# Problem to solve:
Check each line of the material. Copy those containing "structured".

# Rows:
----------

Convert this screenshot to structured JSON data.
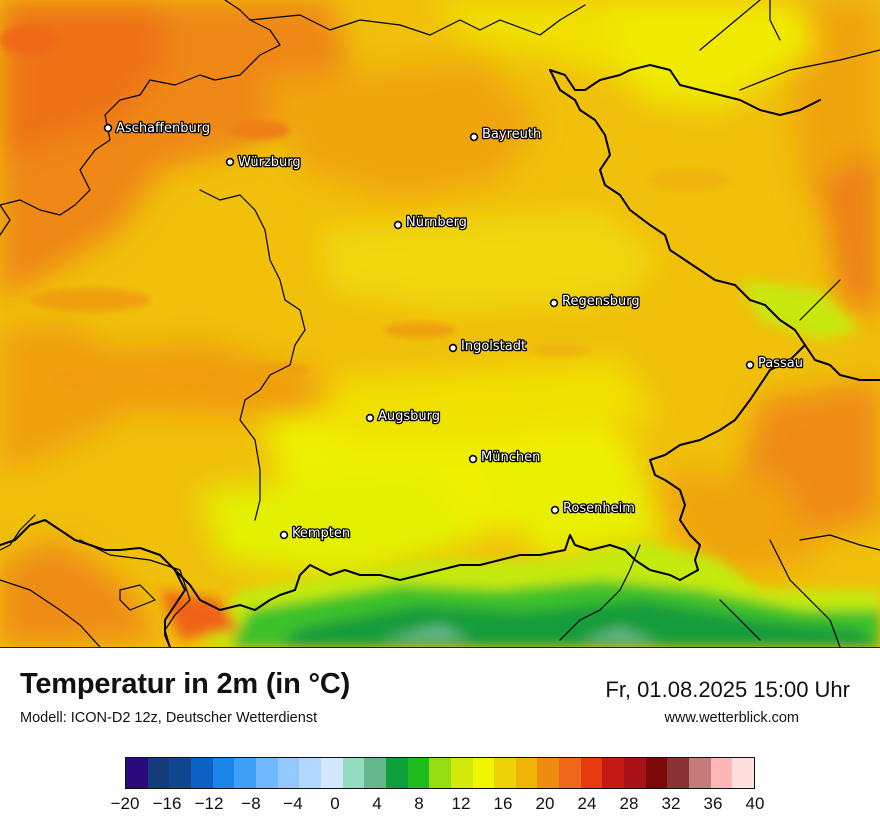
{
  "title": "Temperatur in 2m (in °C)",
  "model": "Modell: ICON-D2 12z, Deutscher Wetterdienst",
  "datetime": "Fr, 01.08.2025 15:00 Uhr",
  "website": "www.wetterblick.com",
  "cities": [
    {
      "name": "Aschaffenburg"
    },
    {
      "name": "Würzburg"
    },
    {
      "name": "Bayreuth"
    },
    {
      "name": "Nürnberg"
    },
    {
      "name": "Regensburg"
    },
    {
      "name": "Ingolstadt"
    },
    {
      "name": "Passau"
    },
    {
      "name": "Augsburg"
    },
    {
      "name": "München"
    },
    {
      "name": "Rosenheim"
    },
    {
      "name": "Kempten"
    }
  ],
  "legend": {
    "min": -20,
    "max": 40,
    "step": 2,
    "tick_labels": [
      "−20",
      "−16",
      "−12",
      "−8",
      "−4",
      "0",
      "4",
      "8",
      "12",
      "16",
      "20",
      "24",
      "28",
      "32",
      "36",
      "40"
    ],
    "colors": [
      "#2b0a7c",
      "#123c7a",
      "#10478e",
      "#0c62c4",
      "#1b86ea",
      "#3fa0fa",
      "#70b9ff",
      "#93c9ff",
      "#b3d8ff",
      "#d3e7ff",
      "#93dcc1",
      "#65b88c",
      "#0f9e3c",
      "#1fbb1f",
      "#93dd12",
      "#d3ea0b",
      "#f0f500",
      "#eed208",
      "#eeb508",
      "#ef8c10",
      "#f0661b",
      "#e63a0f",
      "#c31a13",
      "#a81218",
      "#7c0808",
      "#8a3232",
      "#c67a7a",
      "#ffb6b6",
      "#ffdede"
    ]
  },
  "field_colors": {
    "hot": "#ee7a16",
    "warm": "#f0a00e",
    "mild": "#eec20a",
    "cool": "#f0da06",
    "cooler": "#f0f000",
    "mountain_light": "#bde80c",
    "mountain_green": "#2cbe26",
    "mountain_dark": "#0e9a3a",
    "mountain_blue": "#67b88f"
  }
}
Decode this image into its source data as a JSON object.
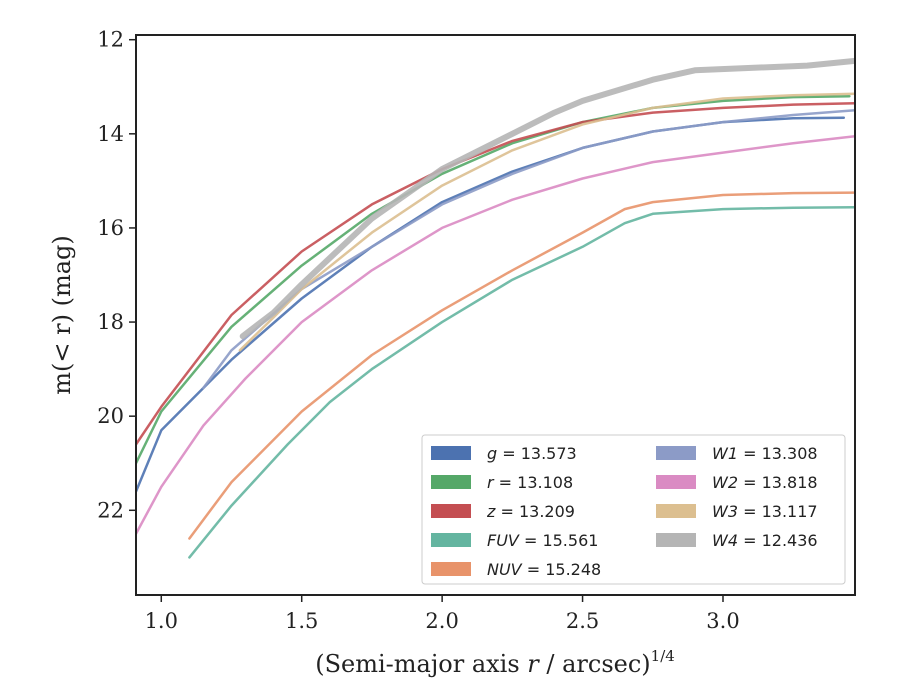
{
  "chart_data": {
    "type": "line",
    "title": "",
    "xlabel_main": "(Semi-major axis ",
    "xlabel_var": "r",
    "xlabel_tail": " / arcsec)",
    "xlabel_exp": "1/4",
    "ylabel_main": "m(< r) (mag)",
    "xlim": [
      0.91,
      3.47
    ],
    "ylim": [
      23.8,
      11.9
    ],
    "y_inverted": true,
    "xticks": [
      1.0,
      1.5,
      2.0,
      2.5,
      3.0
    ],
    "xtick_labels": [
      "1.0",
      "1.5",
      "2.0",
      "2.5",
      "3.0"
    ],
    "yticks": [
      12,
      14,
      16,
      18,
      20,
      22
    ],
    "ytick_labels": [
      "12",
      "14",
      "16",
      "18",
      "20",
      "22"
    ],
    "grid": false,
    "legend_position": "lower-right",
    "series": [
      {
        "band": "g",
        "label": "g = 13.573",
        "color": "#4c72b0",
        "width": 2.5,
        "x": [
          0.91,
          1.0,
          1.25,
          1.5,
          1.75,
          2.0,
          2.25,
          2.5,
          2.75,
          3.0,
          3.25,
          3.43
        ],
        "y": [
          21.6,
          20.3,
          18.8,
          17.5,
          16.4,
          15.45,
          14.8,
          14.3,
          13.95,
          13.75,
          13.67,
          13.66
        ]
      },
      {
        "band": "r",
        "label": "r = 13.108",
        "color": "#55a868",
        "width": 2.5,
        "x": [
          0.91,
          1.0,
          1.25,
          1.5,
          1.75,
          2.0,
          2.25,
          2.5,
          2.75,
          3.0,
          3.25,
          3.45
        ],
        "y": [
          21.0,
          19.9,
          18.1,
          16.8,
          15.7,
          14.85,
          14.2,
          13.75,
          13.45,
          13.3,
          13.22,
          13.2
        ]
      },
      {
        "band": "z",
        "label": "z = 13.209",
        "color": "#c44e52",
        "width": 2.5,
        "x": [
          0.91,
          1.0,
          1.25,
          1.5,
          1.75,
          2.0,
          2.25,
          2.5,
          2.75,
          3.0,
          3.25,
          3.47
        ],
        "y": [
          20.6,
          19.8,
          17.85,
          16.5,
          15.5,
          14.75,
          14.15,
          13.75,
          13.55,
          13.45,
          13.38,
          13.35
        ]
      },
      {
        "band": "FUV",
        "label": "FUV = 15.561",
        "color": "#64b5a0",
        "width": 2.5,
        "x": [
          1.1,
          1.25,
          1.45,
          1.6,
          1.75,
          2.0,
          2.25,
          2.5,
          2.65,
          2.75,
          3.0,
          3.25,
          3.47
        ],
        "y": [
          23.0,
          21.9,
          20.6,
          19.7,
          19.0,
          18.0,
          17.1,
          16.4,
          15.9,
          15.7,
          15.6,
          15.57,
          15.56
        ]
      },
      {
        "band": "NUV",
        "label": "NUV = 15.248",
        "color": "#e8936a",
        "width": 2.5,
        "x": [
          1.1,
          1.25,
          1.5,
          1.75,
          2.0,
          2.25,
          2.5,
          2.65,
          2.75,
          3.0,
          3.25,
          3.47
        ],
        "y": [
          22.6,
          21.4,
          19.9,
          18.7,
          17.75,
          16.9,
          16.1,
          15.6,
          15.45,
          15.3,
          15.26,
          15.25
        ]
      },
      {
        "band": "W1",
        "label": "W1 = 13.308",
        "color": "#8c9bc7",
        "width": 2.5,
        "x": [
          1.15,
          1.25,
          1.5,
          1.75,
          2.0,
          2.25,
          2.5,
          2.75,
          3.0,
          3.25,
          3.47
        ],
        "y": [
          19.4,
          18.6,
          17.3,
          16.4,
          15.5,
          14.85,
          14.3,
          13.95,
          13.75,
          13.6,
          13.5
        ]
      },
      {
        "band": "W2",
        "label": "W2 = 13.818",
        "color": "#da8bc3",
        "width": 2.5,
        "x": [
          0.91,
          1.0,
          1.15,
          1.3,
          1.5,
          1.75,
          2.0,
          2.25,
          2.5,
          2.75,
          3.0,
          3.25,
          3.47
        ],
        "y": [
          22.5,
          21.5,
          20.2,
          19.2,
          18.0,
          16.9,
          16.0,
          15.4,
          14.95,
          14.6,
          14.4,
          14.2,
          14.05
        ]
      },
      {
        "band": "W3",
        "label": "W3 = 13.117",
        "color": "#dcbf90",
        "width": 2.5,
        "x": [
          1.28,
          1.4,
          1.5,
          1.75,
          2.0,
          2.25,
          2.5,
          2.75,
          3.0,
          3.25,
          3.47
        ],
        "y": [
          18.6,
          17.9,
          17.3,
          16.1,
          15.1,
          14.35,
          13.8,
          13.45,
          13.25,
          13.18,
          13.15
        ]
      },
      {
        "band": "W4",
        "label": "W4 = 12.436",
        "color": "#b5b5b5",
        "width": 6,
        "x": [
          1.29,
          1.4,
          1.5,
          1.75,
          2.0,
          2.25,
          2.4,
          2.5,
          2.75,
          2.9,
          3.1,
          3.3,
          3.47
        ],
        "y": [
          18.3,
          17.8,
          17.2,
          15.8,
          14.75,
          14.0,
          13.55,
          13.3,
          12.85,
          12.65,
          12.6,
          12.55,
          12.45
        ]
      }
    ],
    "legend": [
      {
        "var": "g",
        "value": "= 13.573",
        "color": "#4c72b0"
      },
      {
        "var": "r",
        "value": "= 13.108",
        "color": "#55a868"
      },
      {
        "var": "z",
        "value": "= 13.209",
        "color": "#c44e52"
      },
      {
        "var": "FUV",
        "value": "= 15.561",
        "color": "#64b5a0"
      },
      {
        "var": "NUV",
        "value": "= 15.248",
        "color": "#e8936a"
      },
      {
        "var": "W1",
        "value": "= 13.308",
        "color": "#8c9bc7"
      },
      {
        "var": "W2",
        "value": "= 13.818",
        "color": "#da8bc3"
      },
      {
        "var": "W3",
        "value": "= 13.117",
        "color": "#dcbf90"
      },
      {
        "var": "W4",
        "value": "= 12.436",
        "color": "#b5b5b5"
      }
    ]
  }
}
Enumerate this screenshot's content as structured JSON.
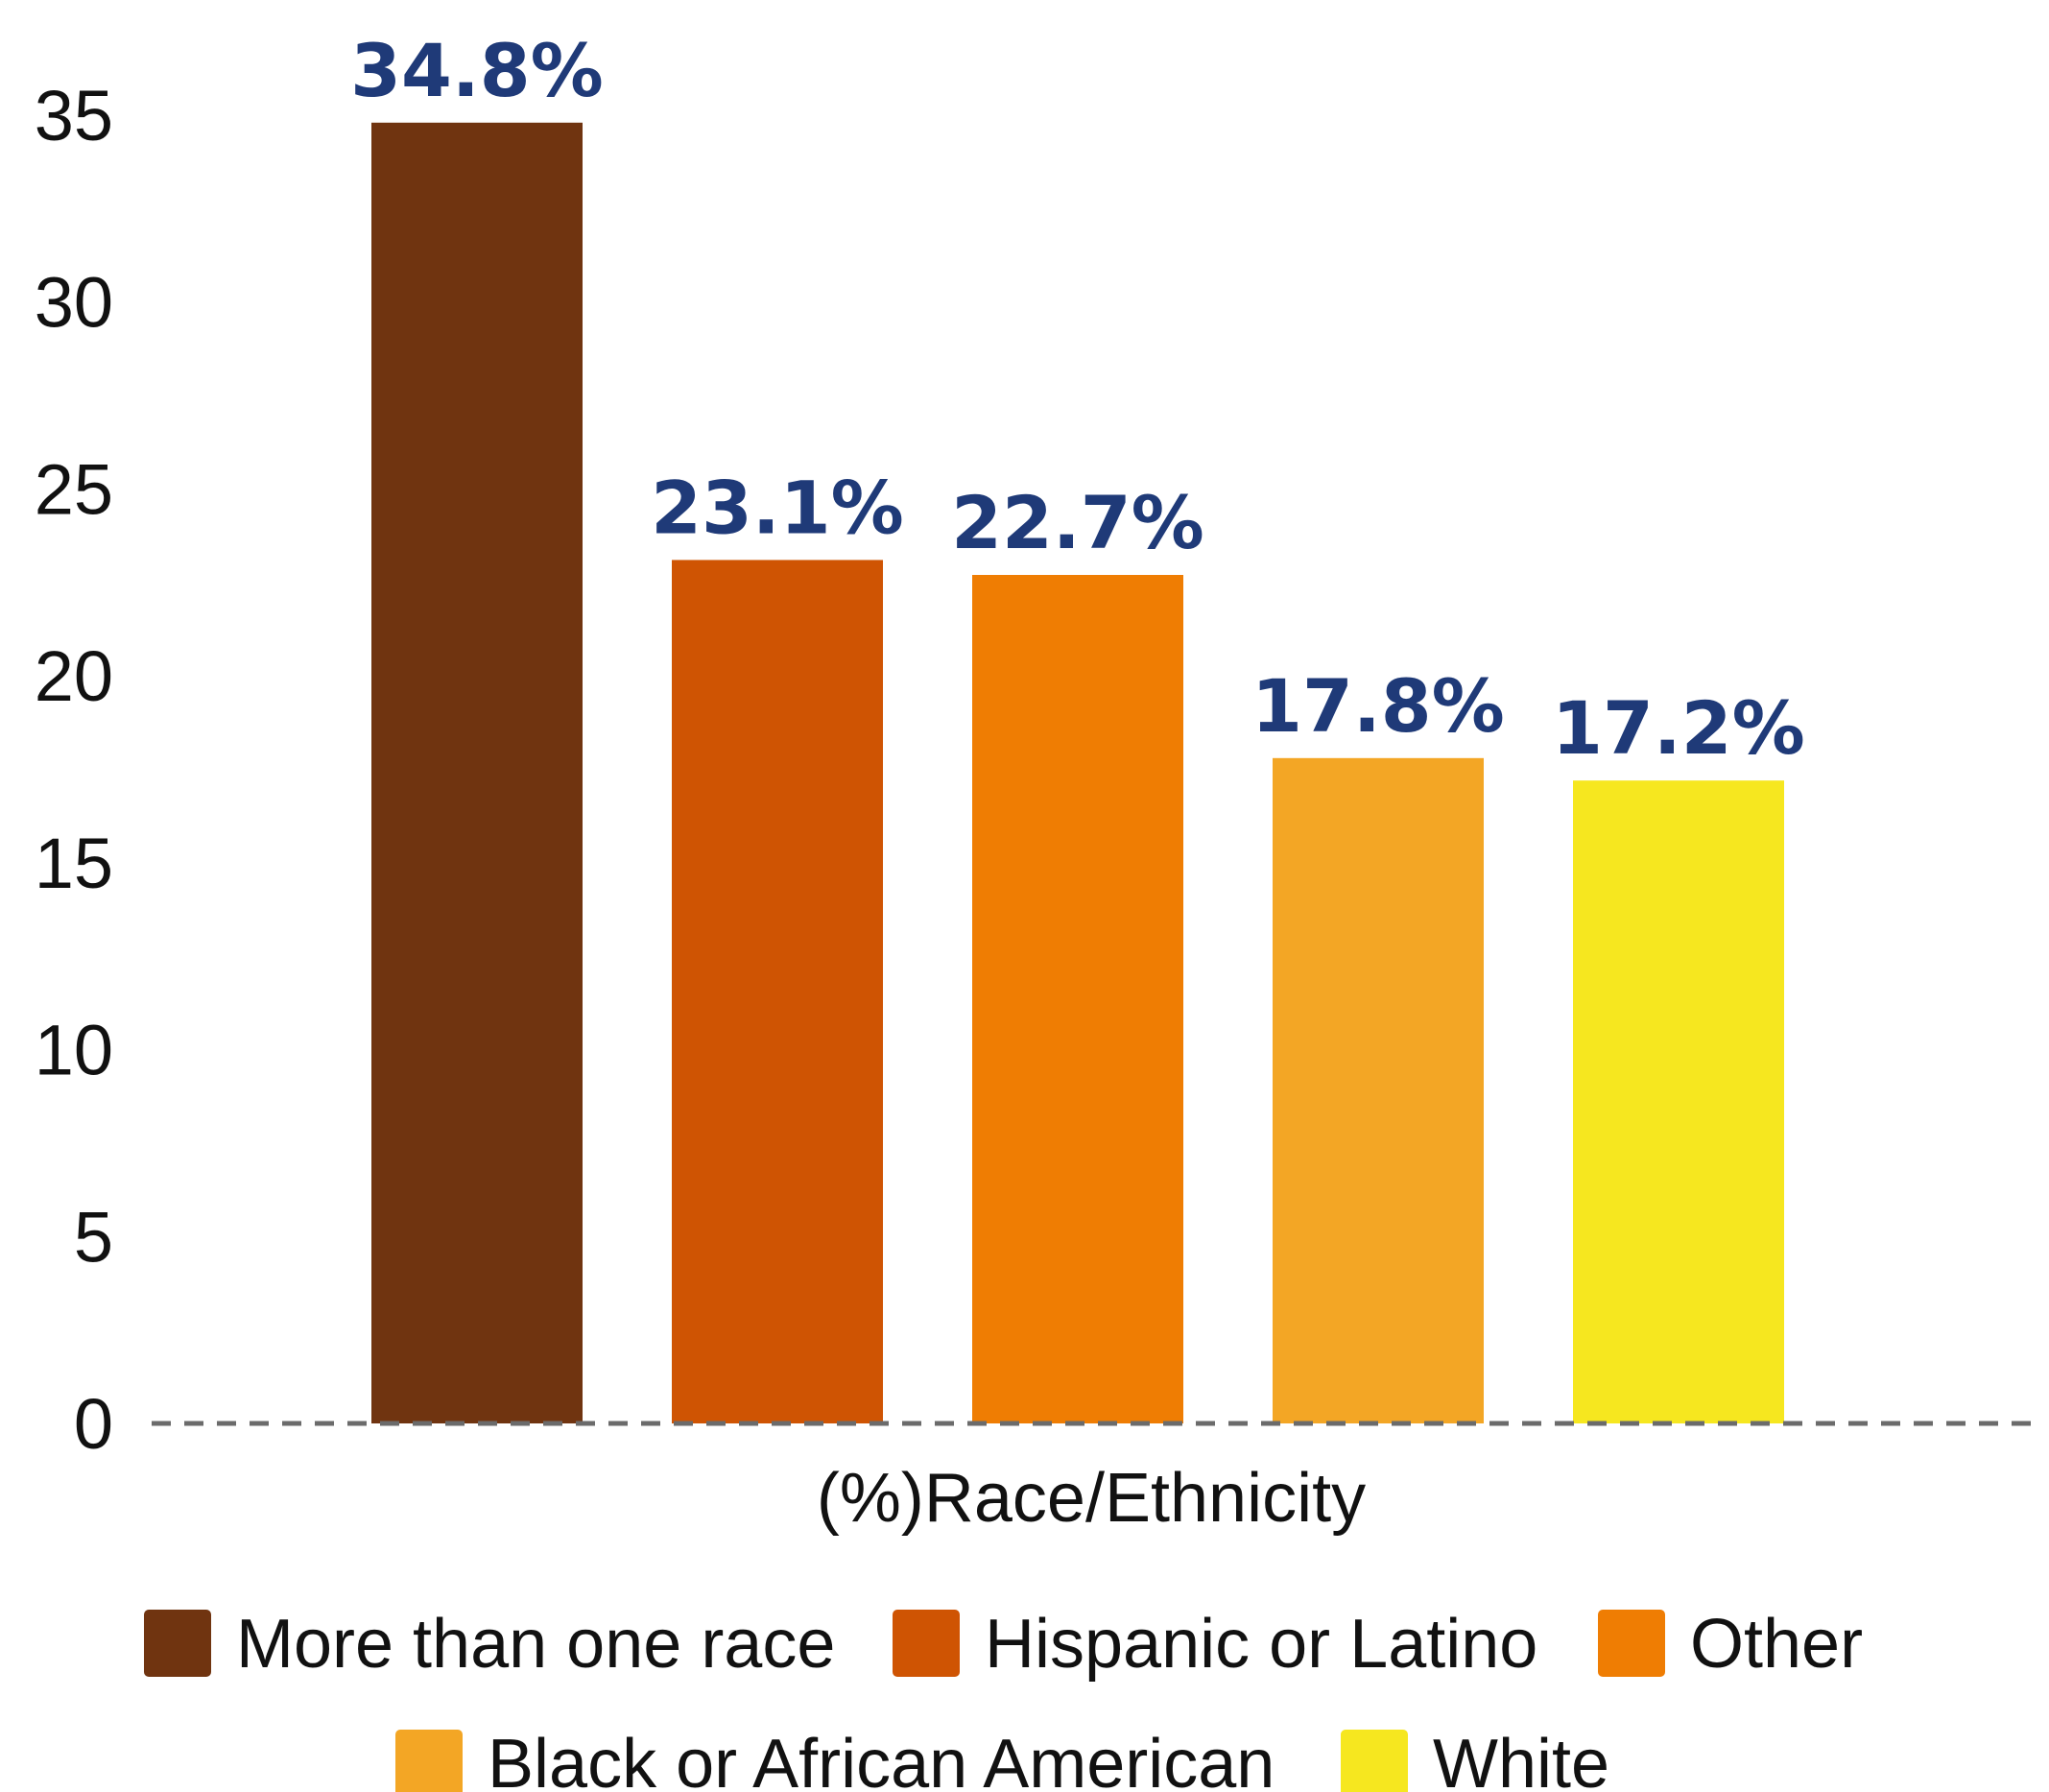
{
  "chart_data": {
    "type": "bar",
    "categories": [
      "More than one race",
      "Hispanic or Latino",
      "Other",
      "Black or African American",
      "White"
    ],
    "values": [
      34.8,
      23.1,
      22.7,
      17.8,
      17.2
    ],
    "data_labels": [
      "34.8%",
      "23.1%",
      "22.7%",
      "17.8%",
      "17.2%"
    ],
    "colors": [
      "#703410",
      "#cf5403",
      "#ef7d03",
      "#f3a625",
      "#f6e71f"
    ],
    "xlabel": "(%)Race/Ethnicity",
    "ylabel": "",
    "ylim": [
      0,
      35
    ],
    "yticks": [
      "0",
      "5",
      "10",
      "15",
      "20",
      "25",
      "30",
      "35"
    ],
    "grid": false,
    "baseline_style": "dashed",
    "legend": {
      "position": "bottom",
      "entries": [
        "More than one race",
        "Hispanic or Latino",
        "Other",
        "Black or African American",
        "White"
      ]
    },
    "label_color": "#1f3a78"
  }
}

----------

# Complete answer:
Convert this screenshot to structured JSON data.
Enumerate this screenshot's content as structured JSON.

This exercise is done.